» GIVEN TASK:
In the material below, list every line carrying the string "screenshot".

---+---

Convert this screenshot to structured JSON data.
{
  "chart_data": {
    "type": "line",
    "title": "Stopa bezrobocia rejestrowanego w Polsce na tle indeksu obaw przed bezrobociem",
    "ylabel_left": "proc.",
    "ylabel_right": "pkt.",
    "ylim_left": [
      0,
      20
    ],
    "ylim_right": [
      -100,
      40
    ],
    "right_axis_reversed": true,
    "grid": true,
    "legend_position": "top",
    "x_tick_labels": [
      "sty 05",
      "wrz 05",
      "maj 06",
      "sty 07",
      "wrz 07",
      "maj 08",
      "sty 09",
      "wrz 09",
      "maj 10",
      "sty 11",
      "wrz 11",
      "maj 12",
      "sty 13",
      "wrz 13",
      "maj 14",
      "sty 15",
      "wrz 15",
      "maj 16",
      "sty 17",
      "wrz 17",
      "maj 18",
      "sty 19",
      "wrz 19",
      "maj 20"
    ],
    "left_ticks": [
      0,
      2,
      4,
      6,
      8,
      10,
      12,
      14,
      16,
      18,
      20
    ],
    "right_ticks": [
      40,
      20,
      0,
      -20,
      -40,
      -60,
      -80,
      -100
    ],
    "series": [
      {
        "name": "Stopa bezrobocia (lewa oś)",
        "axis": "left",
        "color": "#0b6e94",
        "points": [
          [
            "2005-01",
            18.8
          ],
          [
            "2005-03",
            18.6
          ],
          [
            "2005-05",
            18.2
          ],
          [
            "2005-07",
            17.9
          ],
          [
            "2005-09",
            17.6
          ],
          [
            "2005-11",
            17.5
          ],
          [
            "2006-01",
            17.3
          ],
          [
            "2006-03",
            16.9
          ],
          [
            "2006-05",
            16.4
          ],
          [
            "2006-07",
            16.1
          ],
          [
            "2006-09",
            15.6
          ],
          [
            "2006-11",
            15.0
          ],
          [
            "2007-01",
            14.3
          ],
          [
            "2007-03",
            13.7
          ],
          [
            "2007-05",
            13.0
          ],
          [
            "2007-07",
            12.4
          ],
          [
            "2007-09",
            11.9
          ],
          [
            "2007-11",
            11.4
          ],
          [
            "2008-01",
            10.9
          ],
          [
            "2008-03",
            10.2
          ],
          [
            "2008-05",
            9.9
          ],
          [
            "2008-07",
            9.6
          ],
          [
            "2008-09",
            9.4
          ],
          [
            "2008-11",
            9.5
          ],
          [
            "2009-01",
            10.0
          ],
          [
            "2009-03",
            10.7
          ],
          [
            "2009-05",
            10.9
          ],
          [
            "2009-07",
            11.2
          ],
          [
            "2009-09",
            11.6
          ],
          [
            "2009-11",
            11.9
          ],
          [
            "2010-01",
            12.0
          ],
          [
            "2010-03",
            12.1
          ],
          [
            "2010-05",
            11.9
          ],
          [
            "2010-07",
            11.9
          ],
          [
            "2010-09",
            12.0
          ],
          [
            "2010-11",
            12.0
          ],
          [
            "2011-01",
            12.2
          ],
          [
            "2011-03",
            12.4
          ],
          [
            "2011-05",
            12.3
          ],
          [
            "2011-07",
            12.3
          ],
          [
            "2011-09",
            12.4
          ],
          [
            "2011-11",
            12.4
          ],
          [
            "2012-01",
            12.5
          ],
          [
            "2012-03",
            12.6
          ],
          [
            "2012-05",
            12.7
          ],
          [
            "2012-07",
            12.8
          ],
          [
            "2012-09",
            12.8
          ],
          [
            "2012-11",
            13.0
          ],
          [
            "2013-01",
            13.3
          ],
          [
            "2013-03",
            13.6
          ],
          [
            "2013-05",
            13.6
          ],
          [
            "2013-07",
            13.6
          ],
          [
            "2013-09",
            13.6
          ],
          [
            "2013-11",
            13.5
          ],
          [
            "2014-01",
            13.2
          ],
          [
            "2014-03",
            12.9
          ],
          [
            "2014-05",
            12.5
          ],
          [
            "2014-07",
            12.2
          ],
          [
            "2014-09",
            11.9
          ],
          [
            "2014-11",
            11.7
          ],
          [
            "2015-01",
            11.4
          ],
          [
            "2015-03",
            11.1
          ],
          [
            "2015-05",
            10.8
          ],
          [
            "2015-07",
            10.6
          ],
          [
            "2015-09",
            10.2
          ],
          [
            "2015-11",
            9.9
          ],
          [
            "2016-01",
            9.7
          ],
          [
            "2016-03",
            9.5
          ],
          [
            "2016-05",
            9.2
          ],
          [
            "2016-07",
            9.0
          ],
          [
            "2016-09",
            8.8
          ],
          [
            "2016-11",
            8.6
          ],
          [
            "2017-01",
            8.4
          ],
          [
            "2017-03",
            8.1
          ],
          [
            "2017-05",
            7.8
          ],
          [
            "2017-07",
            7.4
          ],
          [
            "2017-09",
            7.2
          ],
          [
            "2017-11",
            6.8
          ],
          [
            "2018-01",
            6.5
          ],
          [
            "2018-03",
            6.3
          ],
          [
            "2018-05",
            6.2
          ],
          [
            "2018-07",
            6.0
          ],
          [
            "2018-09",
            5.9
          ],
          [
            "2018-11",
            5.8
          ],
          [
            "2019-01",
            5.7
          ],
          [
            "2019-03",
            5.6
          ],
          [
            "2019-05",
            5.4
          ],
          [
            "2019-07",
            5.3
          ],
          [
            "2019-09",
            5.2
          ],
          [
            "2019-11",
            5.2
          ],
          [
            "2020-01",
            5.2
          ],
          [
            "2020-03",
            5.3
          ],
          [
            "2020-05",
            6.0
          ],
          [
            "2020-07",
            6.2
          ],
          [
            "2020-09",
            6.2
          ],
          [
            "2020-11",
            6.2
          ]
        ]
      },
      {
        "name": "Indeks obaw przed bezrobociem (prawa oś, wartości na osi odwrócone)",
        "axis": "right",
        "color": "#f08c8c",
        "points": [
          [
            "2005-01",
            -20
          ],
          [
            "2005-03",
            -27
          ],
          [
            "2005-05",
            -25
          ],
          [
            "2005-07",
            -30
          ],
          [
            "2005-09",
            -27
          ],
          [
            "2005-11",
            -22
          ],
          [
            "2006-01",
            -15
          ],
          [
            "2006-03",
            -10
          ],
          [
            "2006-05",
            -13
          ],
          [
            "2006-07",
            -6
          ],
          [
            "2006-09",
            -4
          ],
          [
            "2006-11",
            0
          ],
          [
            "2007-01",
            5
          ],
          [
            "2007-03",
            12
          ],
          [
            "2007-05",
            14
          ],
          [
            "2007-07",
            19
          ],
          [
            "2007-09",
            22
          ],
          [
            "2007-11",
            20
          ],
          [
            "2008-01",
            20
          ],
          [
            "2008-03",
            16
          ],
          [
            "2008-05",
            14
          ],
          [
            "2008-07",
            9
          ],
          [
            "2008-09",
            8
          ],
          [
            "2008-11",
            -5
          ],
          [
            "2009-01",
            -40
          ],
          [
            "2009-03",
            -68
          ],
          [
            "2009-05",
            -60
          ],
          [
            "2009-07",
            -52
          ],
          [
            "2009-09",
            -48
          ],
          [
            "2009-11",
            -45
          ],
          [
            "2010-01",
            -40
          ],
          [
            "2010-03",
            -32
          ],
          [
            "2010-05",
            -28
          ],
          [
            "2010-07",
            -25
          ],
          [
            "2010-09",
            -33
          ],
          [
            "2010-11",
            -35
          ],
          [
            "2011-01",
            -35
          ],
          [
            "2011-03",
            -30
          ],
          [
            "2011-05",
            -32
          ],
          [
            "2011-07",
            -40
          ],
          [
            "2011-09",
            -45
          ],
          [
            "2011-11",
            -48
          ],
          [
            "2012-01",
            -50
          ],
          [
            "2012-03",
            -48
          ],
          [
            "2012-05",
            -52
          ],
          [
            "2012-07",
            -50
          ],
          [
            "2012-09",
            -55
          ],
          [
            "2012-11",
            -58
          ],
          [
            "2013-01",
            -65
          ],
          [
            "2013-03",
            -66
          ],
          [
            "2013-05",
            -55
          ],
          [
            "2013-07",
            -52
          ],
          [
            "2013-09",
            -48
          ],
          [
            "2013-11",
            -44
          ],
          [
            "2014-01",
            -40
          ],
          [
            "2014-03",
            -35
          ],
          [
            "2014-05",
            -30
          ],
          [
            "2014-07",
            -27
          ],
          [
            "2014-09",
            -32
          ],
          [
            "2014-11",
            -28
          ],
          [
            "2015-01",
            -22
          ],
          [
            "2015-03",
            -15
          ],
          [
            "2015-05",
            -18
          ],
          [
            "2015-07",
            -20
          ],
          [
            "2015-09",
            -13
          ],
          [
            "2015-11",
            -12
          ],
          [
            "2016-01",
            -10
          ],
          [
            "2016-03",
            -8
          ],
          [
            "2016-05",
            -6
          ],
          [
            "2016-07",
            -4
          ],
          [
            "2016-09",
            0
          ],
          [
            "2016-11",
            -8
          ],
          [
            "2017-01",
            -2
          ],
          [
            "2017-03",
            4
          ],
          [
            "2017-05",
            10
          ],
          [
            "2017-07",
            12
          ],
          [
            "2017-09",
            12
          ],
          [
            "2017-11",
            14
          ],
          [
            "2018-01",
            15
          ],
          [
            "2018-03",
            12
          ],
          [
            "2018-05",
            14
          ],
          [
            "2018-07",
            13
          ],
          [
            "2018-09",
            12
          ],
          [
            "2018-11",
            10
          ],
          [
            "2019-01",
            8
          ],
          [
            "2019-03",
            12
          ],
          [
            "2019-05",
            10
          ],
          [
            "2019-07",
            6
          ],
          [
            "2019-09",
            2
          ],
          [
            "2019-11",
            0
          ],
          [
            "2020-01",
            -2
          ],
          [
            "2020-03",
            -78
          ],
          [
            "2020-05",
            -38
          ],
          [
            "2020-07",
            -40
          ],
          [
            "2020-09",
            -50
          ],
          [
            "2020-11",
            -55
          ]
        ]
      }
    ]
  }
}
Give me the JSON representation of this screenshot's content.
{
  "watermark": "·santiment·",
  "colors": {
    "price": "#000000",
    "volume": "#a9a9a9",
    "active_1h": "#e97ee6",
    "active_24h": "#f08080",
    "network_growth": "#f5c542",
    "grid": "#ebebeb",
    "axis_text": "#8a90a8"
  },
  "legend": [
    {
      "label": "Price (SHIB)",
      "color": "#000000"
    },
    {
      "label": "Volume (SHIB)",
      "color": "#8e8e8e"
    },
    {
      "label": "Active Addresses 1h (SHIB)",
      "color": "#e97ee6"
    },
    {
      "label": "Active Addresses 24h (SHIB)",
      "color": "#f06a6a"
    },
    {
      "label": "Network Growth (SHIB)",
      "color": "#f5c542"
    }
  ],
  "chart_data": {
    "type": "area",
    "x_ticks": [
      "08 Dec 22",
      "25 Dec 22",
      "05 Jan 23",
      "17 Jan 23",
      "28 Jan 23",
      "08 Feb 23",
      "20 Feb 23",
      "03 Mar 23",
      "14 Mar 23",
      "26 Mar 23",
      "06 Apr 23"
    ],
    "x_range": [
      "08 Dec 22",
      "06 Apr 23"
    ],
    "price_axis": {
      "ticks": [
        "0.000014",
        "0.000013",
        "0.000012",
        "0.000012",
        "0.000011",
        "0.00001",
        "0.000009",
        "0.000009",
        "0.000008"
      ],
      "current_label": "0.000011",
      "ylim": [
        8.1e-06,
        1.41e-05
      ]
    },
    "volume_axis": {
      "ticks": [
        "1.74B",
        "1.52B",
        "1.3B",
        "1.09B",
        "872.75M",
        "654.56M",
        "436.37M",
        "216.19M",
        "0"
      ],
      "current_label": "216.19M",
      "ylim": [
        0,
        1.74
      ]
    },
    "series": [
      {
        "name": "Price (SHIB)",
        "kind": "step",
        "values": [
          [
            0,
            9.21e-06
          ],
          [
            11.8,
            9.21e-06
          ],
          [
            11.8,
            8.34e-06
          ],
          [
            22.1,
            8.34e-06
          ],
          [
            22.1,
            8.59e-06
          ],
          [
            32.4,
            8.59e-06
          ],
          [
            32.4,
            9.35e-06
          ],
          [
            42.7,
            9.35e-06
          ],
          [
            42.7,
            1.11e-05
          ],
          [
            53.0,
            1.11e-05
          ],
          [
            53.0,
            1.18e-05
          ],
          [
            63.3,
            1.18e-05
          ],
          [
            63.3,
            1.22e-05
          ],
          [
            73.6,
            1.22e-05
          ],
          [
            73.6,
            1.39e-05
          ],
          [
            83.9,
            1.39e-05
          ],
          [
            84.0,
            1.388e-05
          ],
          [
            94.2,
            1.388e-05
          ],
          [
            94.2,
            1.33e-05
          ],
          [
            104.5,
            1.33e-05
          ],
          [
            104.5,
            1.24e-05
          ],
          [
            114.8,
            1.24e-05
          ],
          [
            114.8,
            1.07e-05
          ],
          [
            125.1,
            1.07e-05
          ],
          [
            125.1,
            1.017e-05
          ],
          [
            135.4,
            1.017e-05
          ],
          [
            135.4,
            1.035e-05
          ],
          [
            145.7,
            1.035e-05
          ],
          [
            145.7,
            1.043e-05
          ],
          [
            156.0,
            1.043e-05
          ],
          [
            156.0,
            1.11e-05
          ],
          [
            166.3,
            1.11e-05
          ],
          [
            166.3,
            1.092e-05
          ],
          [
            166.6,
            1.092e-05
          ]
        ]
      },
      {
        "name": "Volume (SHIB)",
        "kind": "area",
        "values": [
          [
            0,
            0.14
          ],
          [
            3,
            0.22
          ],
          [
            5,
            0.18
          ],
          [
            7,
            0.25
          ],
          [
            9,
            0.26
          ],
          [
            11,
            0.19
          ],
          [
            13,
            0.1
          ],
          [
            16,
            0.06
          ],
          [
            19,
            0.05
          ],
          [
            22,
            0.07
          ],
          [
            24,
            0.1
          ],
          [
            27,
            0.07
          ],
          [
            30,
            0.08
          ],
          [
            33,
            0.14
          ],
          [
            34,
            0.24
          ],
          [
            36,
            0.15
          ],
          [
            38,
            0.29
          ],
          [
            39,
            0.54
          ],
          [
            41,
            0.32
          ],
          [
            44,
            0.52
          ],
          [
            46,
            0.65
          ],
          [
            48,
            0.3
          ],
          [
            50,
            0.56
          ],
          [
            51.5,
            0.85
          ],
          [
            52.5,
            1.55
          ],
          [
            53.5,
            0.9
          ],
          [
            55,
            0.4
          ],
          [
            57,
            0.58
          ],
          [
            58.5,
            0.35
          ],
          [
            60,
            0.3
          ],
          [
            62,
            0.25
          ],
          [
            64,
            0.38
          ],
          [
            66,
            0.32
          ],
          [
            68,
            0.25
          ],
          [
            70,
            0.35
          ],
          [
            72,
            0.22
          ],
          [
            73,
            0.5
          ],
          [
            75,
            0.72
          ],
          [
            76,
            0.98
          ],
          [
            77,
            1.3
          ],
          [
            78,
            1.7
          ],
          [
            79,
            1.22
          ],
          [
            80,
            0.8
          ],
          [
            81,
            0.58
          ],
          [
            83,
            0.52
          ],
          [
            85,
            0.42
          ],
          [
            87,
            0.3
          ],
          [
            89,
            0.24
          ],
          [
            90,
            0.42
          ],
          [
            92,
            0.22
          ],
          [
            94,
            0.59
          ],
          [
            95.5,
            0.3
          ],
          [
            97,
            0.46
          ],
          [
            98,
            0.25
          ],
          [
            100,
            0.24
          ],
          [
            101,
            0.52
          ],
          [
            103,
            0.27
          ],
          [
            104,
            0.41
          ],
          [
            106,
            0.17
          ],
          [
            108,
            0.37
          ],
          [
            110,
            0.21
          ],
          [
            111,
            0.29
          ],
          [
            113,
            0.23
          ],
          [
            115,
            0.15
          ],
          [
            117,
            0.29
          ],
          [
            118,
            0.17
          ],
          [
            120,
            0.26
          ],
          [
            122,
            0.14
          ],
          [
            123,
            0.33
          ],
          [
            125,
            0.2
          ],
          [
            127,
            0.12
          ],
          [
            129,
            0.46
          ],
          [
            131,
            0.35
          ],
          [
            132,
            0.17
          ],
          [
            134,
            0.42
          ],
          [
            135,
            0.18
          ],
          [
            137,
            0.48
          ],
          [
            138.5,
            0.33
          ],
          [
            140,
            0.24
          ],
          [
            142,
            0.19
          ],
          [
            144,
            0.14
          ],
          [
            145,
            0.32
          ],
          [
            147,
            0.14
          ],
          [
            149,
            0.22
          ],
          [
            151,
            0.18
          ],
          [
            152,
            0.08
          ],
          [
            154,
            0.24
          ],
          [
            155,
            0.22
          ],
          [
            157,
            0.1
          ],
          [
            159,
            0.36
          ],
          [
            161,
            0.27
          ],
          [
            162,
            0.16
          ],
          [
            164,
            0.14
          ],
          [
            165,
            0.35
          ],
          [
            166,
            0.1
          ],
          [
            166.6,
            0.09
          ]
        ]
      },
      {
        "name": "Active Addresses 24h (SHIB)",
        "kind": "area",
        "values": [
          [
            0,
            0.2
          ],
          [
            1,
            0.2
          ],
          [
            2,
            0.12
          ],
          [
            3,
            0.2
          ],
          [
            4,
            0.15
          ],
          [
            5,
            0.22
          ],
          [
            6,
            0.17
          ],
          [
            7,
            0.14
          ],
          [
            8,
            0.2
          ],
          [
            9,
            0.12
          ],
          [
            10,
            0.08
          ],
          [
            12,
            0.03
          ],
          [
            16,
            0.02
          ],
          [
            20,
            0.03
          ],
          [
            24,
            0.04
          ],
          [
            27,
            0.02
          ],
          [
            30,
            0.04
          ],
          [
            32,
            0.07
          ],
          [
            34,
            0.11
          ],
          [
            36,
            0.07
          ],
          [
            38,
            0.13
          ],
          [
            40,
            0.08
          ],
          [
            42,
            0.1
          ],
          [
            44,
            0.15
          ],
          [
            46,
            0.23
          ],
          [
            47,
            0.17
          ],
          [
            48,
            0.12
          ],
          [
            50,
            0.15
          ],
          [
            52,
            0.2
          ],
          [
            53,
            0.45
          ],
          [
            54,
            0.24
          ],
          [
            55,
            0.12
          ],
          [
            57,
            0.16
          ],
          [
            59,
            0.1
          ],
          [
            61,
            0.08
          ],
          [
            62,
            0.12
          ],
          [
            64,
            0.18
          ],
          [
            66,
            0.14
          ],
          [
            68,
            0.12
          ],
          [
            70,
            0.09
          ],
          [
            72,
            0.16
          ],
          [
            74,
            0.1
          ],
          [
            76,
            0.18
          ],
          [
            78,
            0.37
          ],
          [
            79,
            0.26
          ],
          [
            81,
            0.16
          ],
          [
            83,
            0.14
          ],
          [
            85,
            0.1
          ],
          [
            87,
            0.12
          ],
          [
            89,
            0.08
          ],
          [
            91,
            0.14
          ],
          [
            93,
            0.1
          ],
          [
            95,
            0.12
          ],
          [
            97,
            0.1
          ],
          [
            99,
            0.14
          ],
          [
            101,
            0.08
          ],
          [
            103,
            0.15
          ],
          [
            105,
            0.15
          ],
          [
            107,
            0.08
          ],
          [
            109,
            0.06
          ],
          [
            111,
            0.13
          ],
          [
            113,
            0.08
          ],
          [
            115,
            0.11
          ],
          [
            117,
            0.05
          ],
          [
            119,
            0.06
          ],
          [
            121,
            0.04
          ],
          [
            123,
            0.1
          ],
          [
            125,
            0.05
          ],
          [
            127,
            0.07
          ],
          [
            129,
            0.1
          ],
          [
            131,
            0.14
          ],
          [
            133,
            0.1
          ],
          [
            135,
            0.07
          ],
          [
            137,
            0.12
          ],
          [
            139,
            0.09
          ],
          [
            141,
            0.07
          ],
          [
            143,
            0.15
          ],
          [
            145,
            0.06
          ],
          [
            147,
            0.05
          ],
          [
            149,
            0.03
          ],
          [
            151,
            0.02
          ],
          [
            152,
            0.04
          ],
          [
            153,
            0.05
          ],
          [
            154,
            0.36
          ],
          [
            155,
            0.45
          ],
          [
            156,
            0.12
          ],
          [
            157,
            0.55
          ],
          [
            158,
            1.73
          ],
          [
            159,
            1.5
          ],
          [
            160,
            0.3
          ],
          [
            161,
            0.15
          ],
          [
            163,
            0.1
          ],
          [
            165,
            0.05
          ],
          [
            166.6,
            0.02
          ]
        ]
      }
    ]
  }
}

---+---

» THE SOLUTION:
Convert this screenshot to structured JSON data.
Give me the JSON representation of this screenshot's content.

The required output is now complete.